--- ENTRIES SHOWN ---

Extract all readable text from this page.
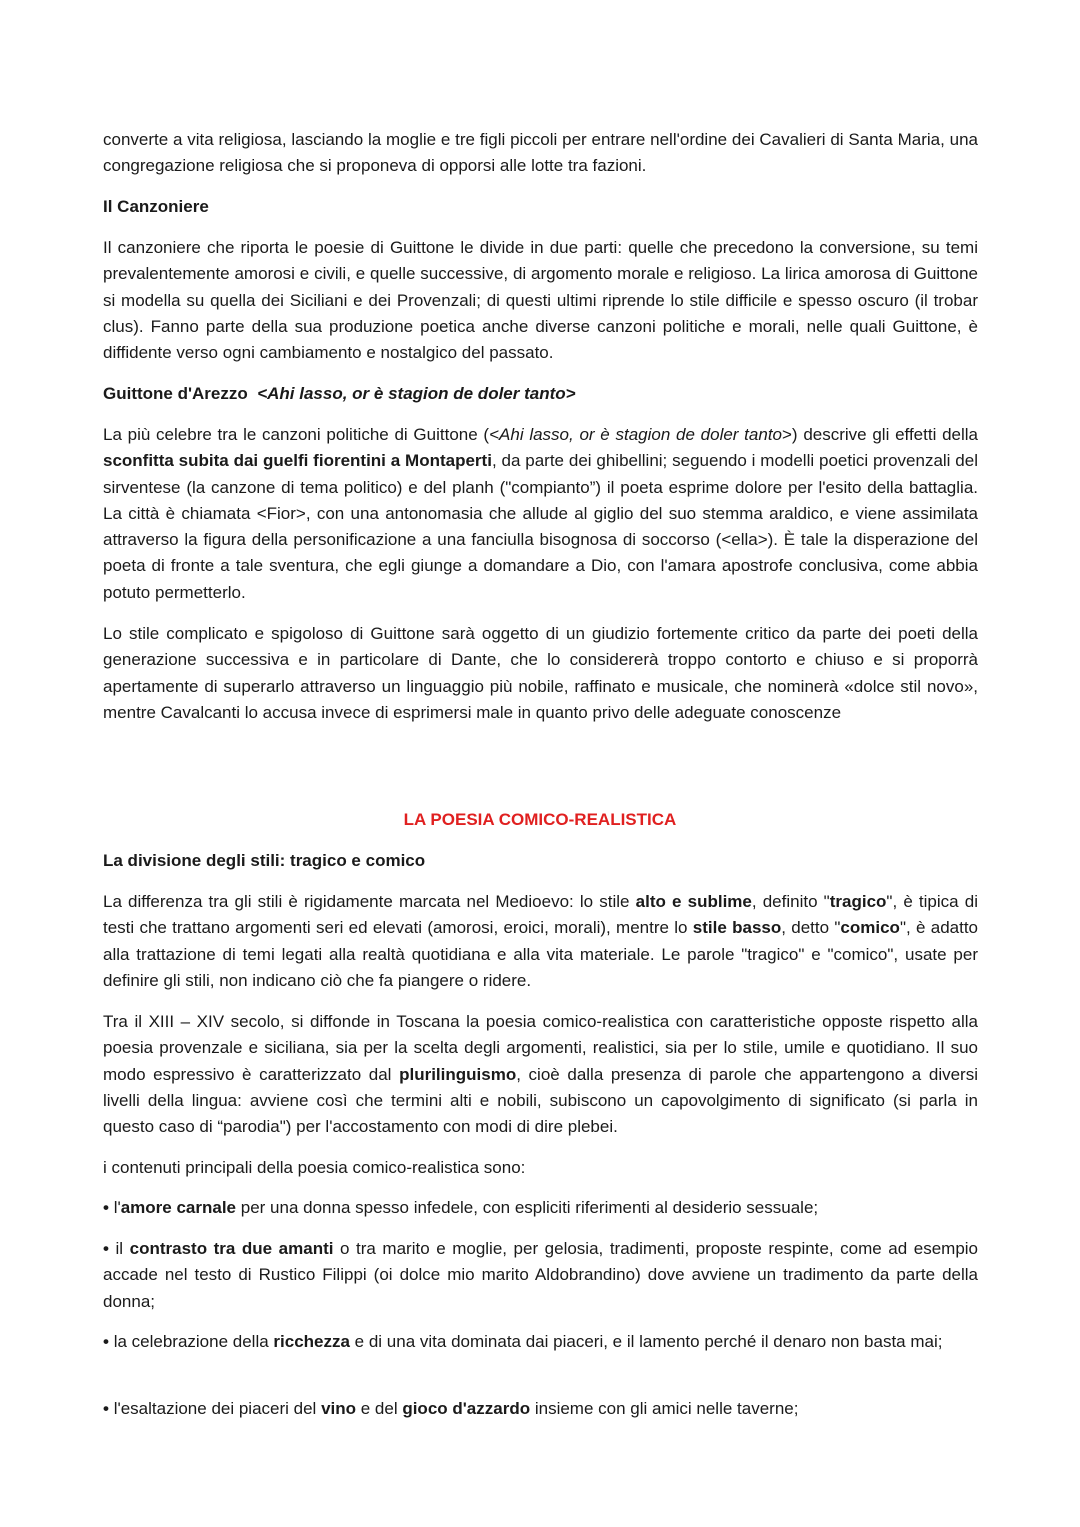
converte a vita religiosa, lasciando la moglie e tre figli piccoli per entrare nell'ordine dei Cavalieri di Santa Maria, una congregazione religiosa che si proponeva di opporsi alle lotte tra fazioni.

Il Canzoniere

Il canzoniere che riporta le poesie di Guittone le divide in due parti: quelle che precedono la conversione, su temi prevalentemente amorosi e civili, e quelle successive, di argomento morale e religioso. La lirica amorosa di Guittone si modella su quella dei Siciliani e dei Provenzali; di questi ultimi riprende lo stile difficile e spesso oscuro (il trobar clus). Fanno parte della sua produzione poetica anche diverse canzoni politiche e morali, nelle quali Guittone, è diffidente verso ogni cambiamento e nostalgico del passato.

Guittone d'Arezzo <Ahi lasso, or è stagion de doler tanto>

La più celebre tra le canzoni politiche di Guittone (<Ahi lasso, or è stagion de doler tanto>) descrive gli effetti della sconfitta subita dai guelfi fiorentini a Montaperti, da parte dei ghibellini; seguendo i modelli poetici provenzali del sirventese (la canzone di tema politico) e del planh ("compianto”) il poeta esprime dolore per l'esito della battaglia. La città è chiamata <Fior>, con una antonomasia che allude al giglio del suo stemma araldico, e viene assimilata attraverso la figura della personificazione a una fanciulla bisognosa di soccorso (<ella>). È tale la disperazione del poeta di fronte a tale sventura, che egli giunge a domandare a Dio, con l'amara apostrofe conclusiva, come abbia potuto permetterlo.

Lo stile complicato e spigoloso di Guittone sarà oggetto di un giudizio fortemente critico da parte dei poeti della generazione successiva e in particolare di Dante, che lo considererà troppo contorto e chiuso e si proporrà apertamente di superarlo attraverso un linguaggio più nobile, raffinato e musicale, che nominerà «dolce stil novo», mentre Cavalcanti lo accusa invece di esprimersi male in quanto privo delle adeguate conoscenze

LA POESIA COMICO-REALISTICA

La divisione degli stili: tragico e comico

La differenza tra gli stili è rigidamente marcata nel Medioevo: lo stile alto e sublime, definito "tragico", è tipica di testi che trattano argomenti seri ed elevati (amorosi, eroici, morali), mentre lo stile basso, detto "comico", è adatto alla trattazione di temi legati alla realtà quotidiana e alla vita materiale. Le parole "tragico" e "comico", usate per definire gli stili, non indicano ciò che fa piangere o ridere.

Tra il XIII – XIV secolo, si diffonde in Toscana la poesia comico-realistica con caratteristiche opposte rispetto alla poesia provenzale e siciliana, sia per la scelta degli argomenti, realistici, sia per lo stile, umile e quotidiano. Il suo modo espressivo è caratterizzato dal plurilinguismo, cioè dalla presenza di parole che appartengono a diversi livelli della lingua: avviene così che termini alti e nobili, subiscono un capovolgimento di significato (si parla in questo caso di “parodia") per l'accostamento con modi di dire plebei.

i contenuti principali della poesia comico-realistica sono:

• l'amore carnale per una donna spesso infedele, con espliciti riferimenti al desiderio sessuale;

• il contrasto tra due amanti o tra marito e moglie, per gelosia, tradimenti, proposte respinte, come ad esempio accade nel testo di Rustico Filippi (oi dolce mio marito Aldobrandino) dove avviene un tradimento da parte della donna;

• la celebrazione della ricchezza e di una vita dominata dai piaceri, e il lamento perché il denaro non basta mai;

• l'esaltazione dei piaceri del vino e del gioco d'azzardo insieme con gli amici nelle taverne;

---

JOB —
Extract all lines that hold the word "vita".

EXERCISE RESPONSE —
converte a vita religiosa, lasciando la moglie e tre figli piccoli per entrare nell'ordine dei Cavalieri di Santa Maria, una congregazione religiosa che si proponeva di opporsi alle lotte tra fazioni.
La differenza tra gli stili è rigidamente marcata nel Medioevo: lo stile alto e sublime, definito "tragico", è tipica di testi che trattano argomenti seri ed elevati (amorosi, eroici, morali), mentre lo stile basso, detto "comico", è adatto alla trattazione di temi legati alla realtà quotidiana e alla vita materiale. Le parole "tragico" e "comico", usate per definire gli stili, non indicano ciò che fa piangere o ridere.
• la celebrazione della ricchezza e di una vita dominata dai piaceri, e il lamento perché il denaro non basta mai;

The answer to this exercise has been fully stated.